### Task to carry out
Scan the following material for the string "como" and copy each line in which it appears.

### Items
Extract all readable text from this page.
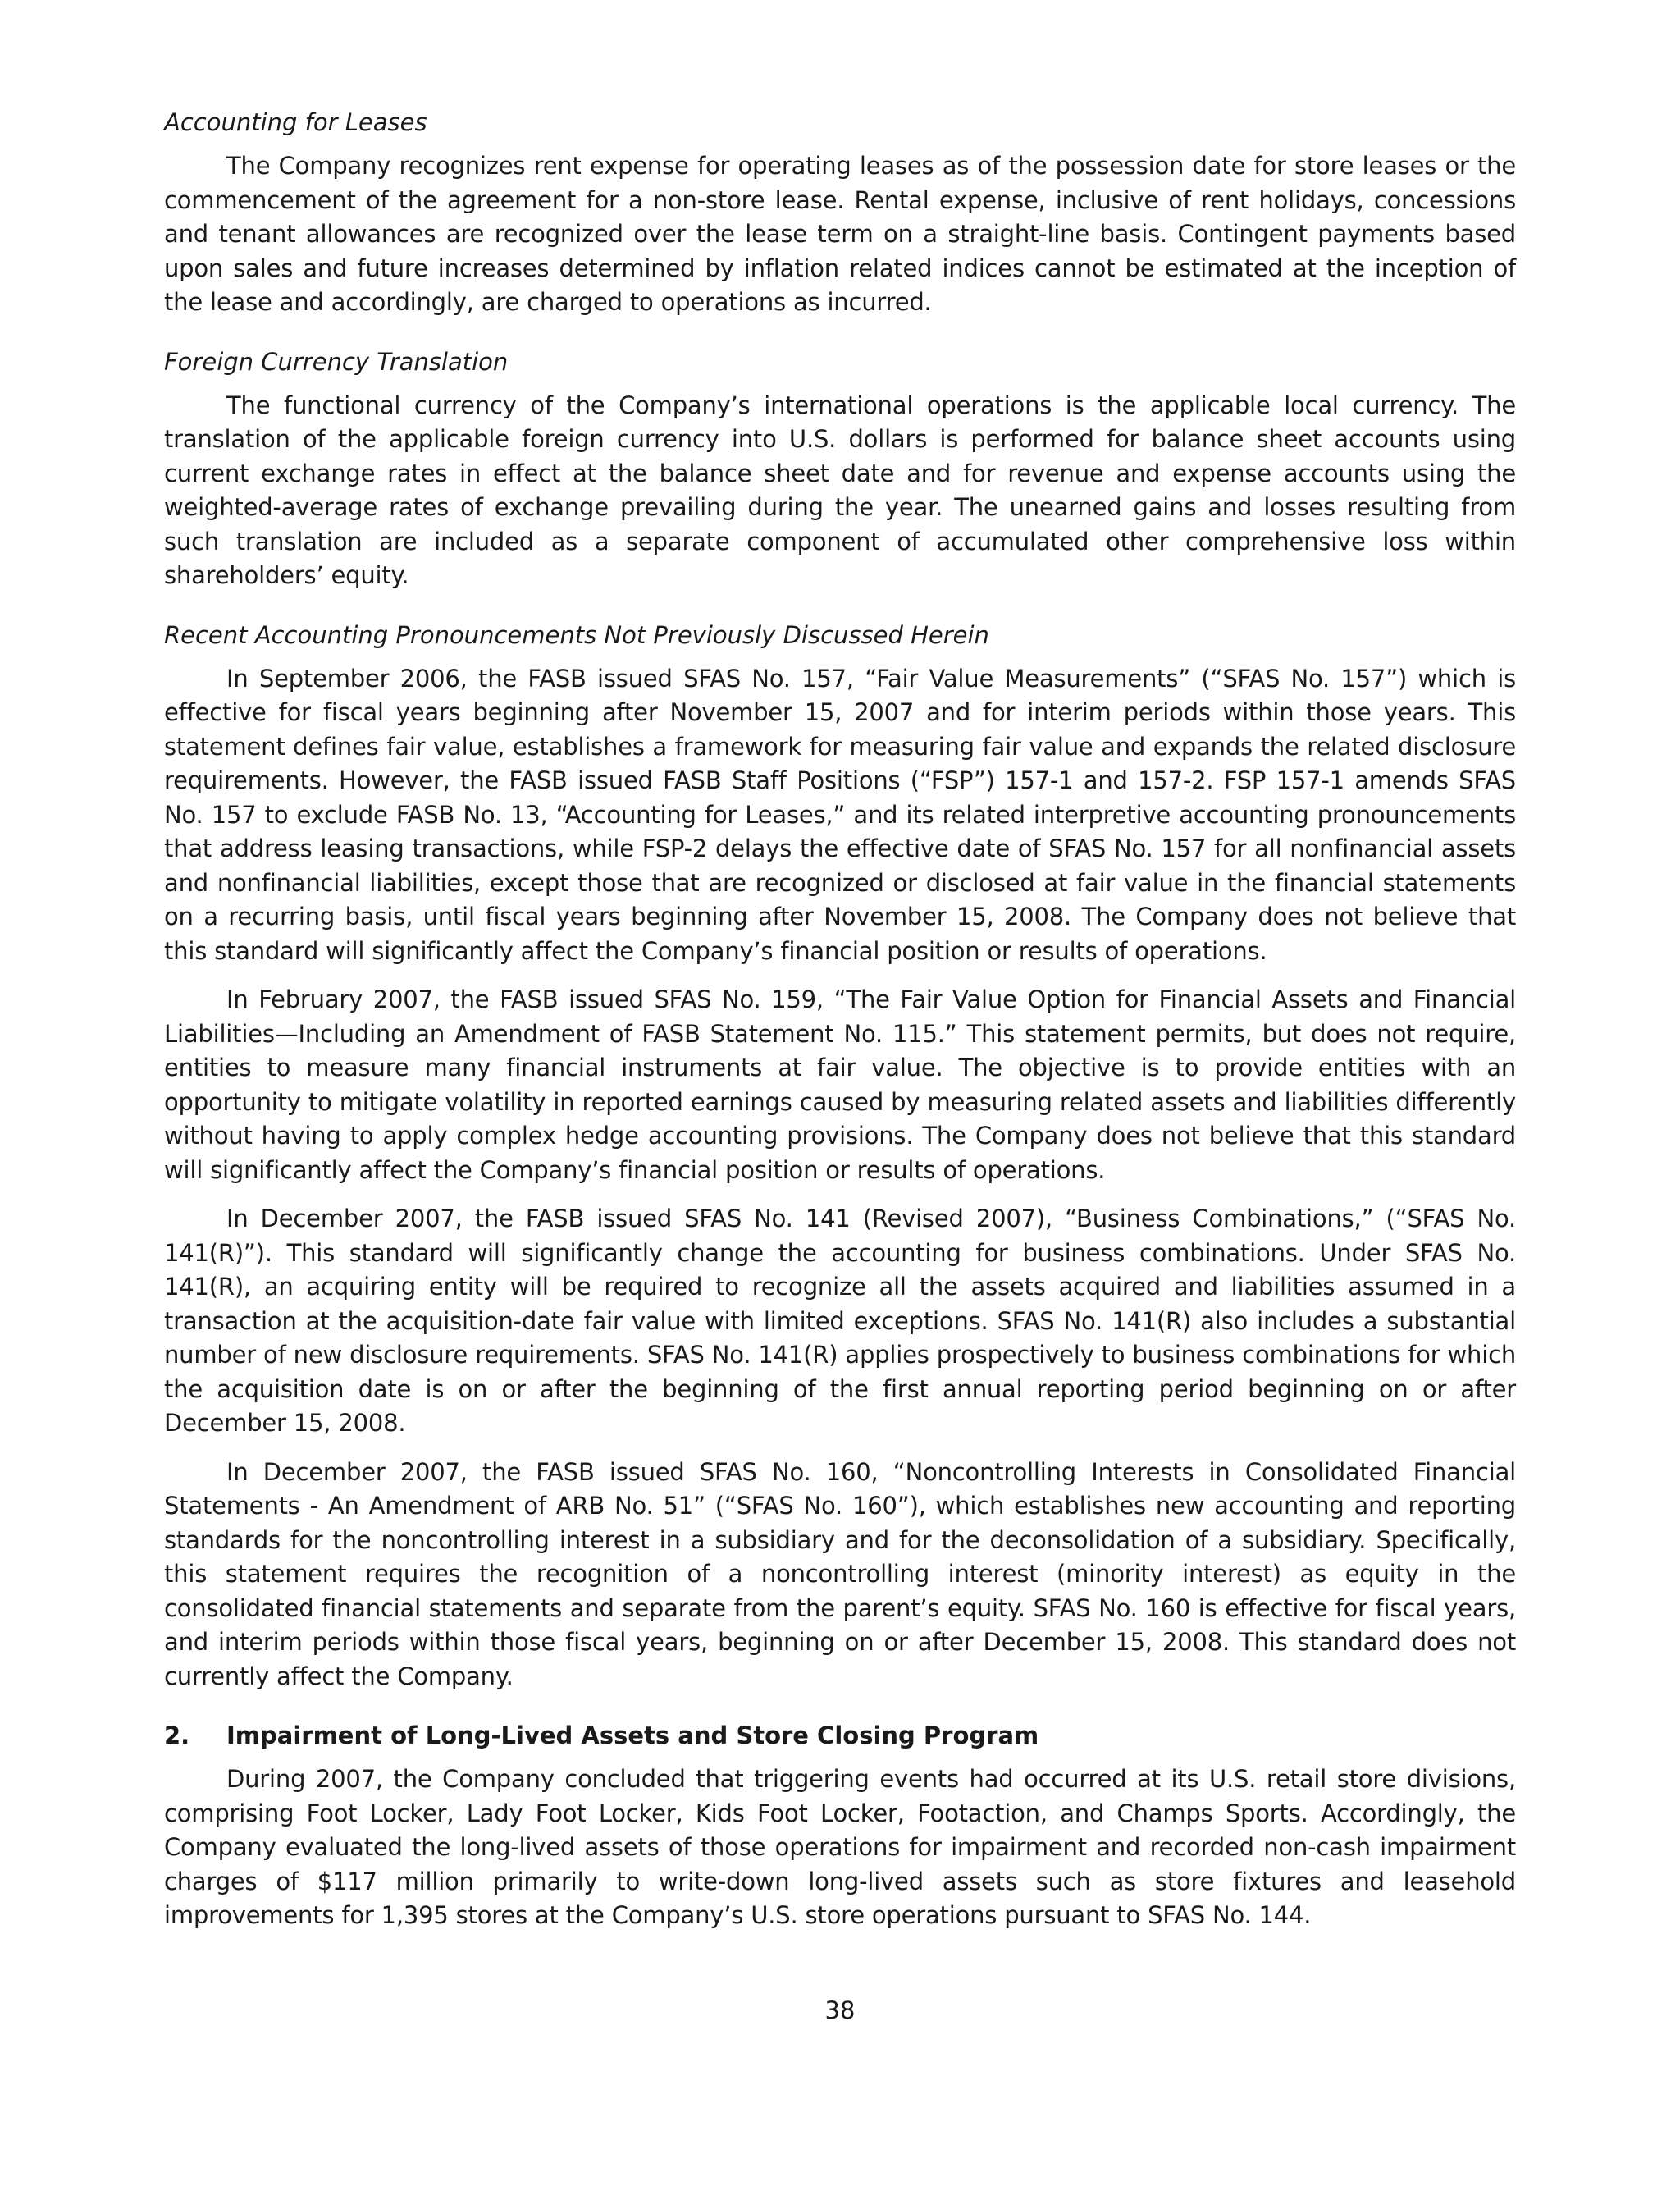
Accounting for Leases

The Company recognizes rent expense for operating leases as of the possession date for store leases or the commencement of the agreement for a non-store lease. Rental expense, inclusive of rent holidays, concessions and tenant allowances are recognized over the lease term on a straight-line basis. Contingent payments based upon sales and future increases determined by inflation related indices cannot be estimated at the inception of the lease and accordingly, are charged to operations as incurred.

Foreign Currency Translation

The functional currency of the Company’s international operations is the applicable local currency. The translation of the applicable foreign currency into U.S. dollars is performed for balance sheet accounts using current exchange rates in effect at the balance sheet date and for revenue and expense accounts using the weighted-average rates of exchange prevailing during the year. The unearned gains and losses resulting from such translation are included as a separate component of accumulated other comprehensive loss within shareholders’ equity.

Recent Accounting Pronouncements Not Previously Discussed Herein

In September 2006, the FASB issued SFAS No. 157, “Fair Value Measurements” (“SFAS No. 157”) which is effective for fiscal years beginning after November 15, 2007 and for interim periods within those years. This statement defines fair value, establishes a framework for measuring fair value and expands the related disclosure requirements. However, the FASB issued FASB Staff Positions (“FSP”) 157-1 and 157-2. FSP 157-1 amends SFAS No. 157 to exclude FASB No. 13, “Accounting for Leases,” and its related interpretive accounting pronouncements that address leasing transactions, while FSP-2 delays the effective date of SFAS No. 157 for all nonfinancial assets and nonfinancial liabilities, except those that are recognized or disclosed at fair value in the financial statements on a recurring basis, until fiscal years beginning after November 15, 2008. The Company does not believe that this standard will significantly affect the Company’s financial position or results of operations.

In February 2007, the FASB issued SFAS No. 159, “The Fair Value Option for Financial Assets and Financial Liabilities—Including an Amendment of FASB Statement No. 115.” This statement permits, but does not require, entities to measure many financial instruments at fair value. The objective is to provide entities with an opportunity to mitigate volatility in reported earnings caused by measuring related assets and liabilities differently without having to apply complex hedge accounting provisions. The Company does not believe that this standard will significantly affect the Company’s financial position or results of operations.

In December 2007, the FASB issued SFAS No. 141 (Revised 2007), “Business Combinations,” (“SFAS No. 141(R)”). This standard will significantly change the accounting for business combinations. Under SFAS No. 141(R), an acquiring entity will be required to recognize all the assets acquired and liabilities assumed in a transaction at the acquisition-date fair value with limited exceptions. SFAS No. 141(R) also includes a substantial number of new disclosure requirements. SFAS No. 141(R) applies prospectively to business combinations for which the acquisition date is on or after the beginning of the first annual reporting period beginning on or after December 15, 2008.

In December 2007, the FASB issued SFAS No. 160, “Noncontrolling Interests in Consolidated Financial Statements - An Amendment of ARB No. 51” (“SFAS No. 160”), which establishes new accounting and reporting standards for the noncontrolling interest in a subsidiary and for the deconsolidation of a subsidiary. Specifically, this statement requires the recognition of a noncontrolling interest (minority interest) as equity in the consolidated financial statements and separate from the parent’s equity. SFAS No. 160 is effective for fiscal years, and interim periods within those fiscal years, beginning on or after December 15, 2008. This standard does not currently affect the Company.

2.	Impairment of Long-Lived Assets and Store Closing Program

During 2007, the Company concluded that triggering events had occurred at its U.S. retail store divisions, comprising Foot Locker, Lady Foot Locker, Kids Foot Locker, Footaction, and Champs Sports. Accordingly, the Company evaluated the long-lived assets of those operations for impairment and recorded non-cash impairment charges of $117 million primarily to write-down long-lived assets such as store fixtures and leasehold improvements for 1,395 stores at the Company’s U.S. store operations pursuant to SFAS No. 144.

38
* * *
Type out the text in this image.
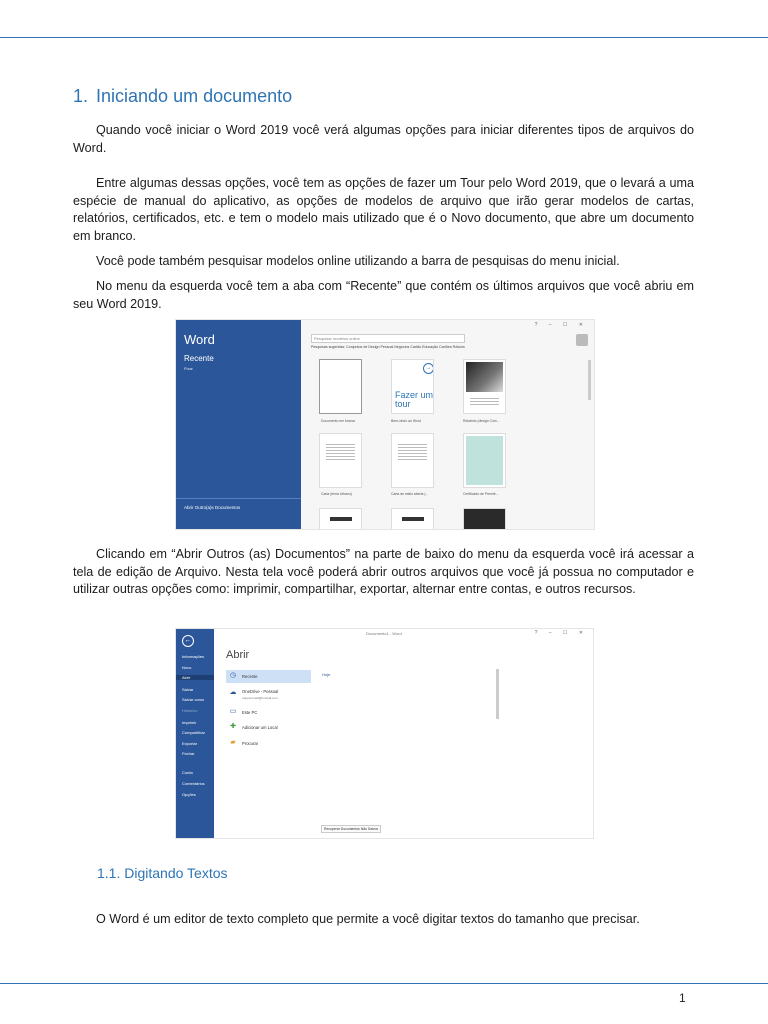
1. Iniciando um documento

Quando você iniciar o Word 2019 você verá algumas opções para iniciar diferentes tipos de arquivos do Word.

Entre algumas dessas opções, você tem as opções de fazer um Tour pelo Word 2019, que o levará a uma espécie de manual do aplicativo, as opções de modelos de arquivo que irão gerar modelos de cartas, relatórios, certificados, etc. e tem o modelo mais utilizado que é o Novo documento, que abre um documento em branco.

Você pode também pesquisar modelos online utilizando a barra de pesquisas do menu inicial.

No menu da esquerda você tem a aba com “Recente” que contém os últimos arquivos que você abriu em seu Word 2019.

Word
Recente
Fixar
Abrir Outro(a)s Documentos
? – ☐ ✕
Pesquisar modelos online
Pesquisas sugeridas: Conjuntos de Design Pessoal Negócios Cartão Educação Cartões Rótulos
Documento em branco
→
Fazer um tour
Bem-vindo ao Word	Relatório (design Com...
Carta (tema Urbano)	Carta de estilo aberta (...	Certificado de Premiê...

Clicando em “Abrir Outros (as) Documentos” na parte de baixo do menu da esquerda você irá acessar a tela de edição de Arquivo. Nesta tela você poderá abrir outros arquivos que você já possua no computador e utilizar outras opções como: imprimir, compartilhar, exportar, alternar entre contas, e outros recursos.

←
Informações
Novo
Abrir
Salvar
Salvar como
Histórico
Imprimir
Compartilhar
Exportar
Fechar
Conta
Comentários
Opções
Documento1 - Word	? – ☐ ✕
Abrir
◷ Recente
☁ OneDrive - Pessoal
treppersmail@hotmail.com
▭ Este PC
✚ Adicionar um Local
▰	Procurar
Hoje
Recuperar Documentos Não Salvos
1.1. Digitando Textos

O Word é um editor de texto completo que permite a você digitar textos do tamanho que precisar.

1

### Full output
Clicando em “Abrir Outros (as) Documentos” na parte de baixo do menu da esquerda você irá acessar a tela de edição de Arquivo. Nesta tela você poderá abrir outros arquivos que você já possua no computador e utilizar outras opções como: imprimir, compartilhar, exportar, alternar entre contas, e outros recursos.
Salvar como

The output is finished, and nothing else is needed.